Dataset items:
>>>

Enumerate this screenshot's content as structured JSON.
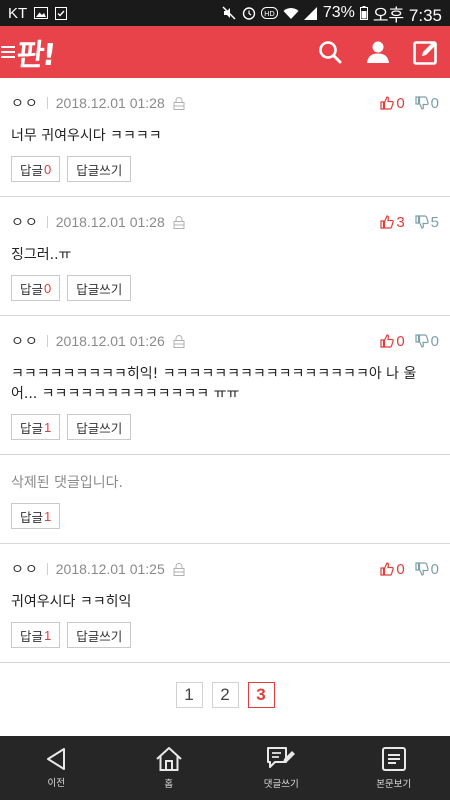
{
  "status_bar": {
    "carrier": "KT",
    "battery": "73%",
    "time": "오후 7:35"
  },
  "header": {
    "logo": "판!",
    "icons": [
      "menu-icon",
      "search-icon",
      "user-icon",
      "compose-icon"
    ]
  },
  "comments": [
    {
      "author": "ㅇㅇ",
      "date": "2018.12.01 01:28",
      "up": "0",
      "down": "0",
      "text": "너무 귀여우시다 ㅋㅋㅋㅋ",
      "reply_label": "답글",
      "reply_count": "0",
      "write_label": "답글쓰기"
    },
    {
      "author": "ㅇㅇ",
      "date": "2018.12.01 01:28",
      "up": "3",
      "down": "5",
      "text": "징그러..ㅠ",
      "reply_label": "답글",
      "reply_count": "0",
      "write_label": "답글쓰기"
    },
    {
      "author": "ㅇㅇ",
      "date": "2018.12.01 01:26",
      "up": "0",
      "down": "0",
      "text": "ㅋㅋㅋㅋㅋㅋㅋㅋㅋ히익! ㅋㅋㅋㅋㅋㅋㅋㅋㅋㅋㅋㅋㅋㅋㅋㅋ아 나 울어... ㅋㅋㅋㅋㅋㅋㅋㅋㅋㅋㅋㅋㅋ ㅠㅠ",
      "reply_label": "답글",
      "reply_count": "1",
      "write_label": "답글쓰기"
    },
    {
      "deleted_text": "삭제된 댓글입니다.",
      "reply_label": "답글",
      "reply_count": "1"
    },
    {
      "author": "ㅇㅇ",
      "date": "2018.12.01 01:25",
      "up": "0",
      "down": "0",
      "text": "귀여우시다 ㅋㅋ히익",
      "reply_label": "답글",
      "reply_count": "1",
      "write_label": "답글쓰기"
    }
  ],
  "pagination": {
    "pages": [
      "1",
      "2",
      "3"
    ],
    "active": "3"
  },
  "bottom_nav": {
    "back": "이전",
    "home": "홈",
    "write_comment": "댓글쓰기",
    "view_post": "본문보기"
  },
  "colors": {
    "brand": "#e8434a",
    "upvote": "#e53b3b",
    "downvote": "#7d9fa8",
    "nav_bg": "#262626"
  }
}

<<<

Task description: Transcribe each entry above exactly, apart from the pictures.

The result:
Enumerate this screenshot's content as structured JSON.
{
  "status_bar": {
    "carrier": "KT",
    "battery": "73%",
    "time": "오후 7:35"
  },
  "header": {
    "logo": "판!",
    "icons": [
      "menu-icon",
      "search-icon",
      "user-icon",
      "compose-icon"
    ]
  },
  "comments": [
    {
      "author": "ㅇㅇ",
      "date": "2018.12.01 01:28",
      "up": "0",
      "down": "0",
      "text": "너무 귀여우시다 ㅋㅋㅋㅋ",
      "reply_label": "답글",
      "reply_count": "0",
      "write_label": "답글쓰기"
    },
    {
      "author": "ㅇㅇ",
      "date": "2018.12.01 01:28",
      "up": "3",
      "down": "5",
      "text": "징그러..ㅠ",
      "reply_label": "답글",
      "reply_count": "0",
      "write_label": "답글쓰기"
    },
    {
      "author": "ㅇㅇ",
      "date": "2018.12.01 01:26",
      "up": "0",
      "down": "0",
      "text": "ㅋㅋㅋㅋㅋㅋㅋㅋㅋ히익! ㅋㅋㅋㅋㅋㅋㅋㅋㅋㅋㅋㅋㅋㅋㅋㅋ아 나 울어... ㅋㅋㅋㅋㅋㅋㅋㅋㅋㅋㅋㅋㅋ ㅠㅠ",
      "reply_label": "답글",
      "reply_count": "1",
      "write_label": "답글쓰기"
    },
    {
      "deleted_text": "삭제된 댓글입니다.",
      "reply_label": "답글",
      "reply_count": "1"
    },
    {
      "author": "ㅇㅇ",
      "date": "2018.12.01 01:25",
      "up": "0",
      "down": "0",
      "text": "귀여우시다 ㅋㅋ히익",
      "reply_label": "답글",
      "reply_count": "1",
      "write_label": "답글쓰기"
    }
  ],
  "pagination": {
    "pages": [
      "1",
      "2",
      "3"
    ],
    "active": "3"
  },
  "bottom_nav": {
    "back": "이전",
    "home": "홈",
    "write_comment": "댓글쓰기",
    "view_post": "본문보기"
  },
  "colors": {
    "brand": "#e8434a",
    "upvote": "#e53b3b",
    "downvote": "#7d9fa8",
    "nav_bg": "#262626"
  }
}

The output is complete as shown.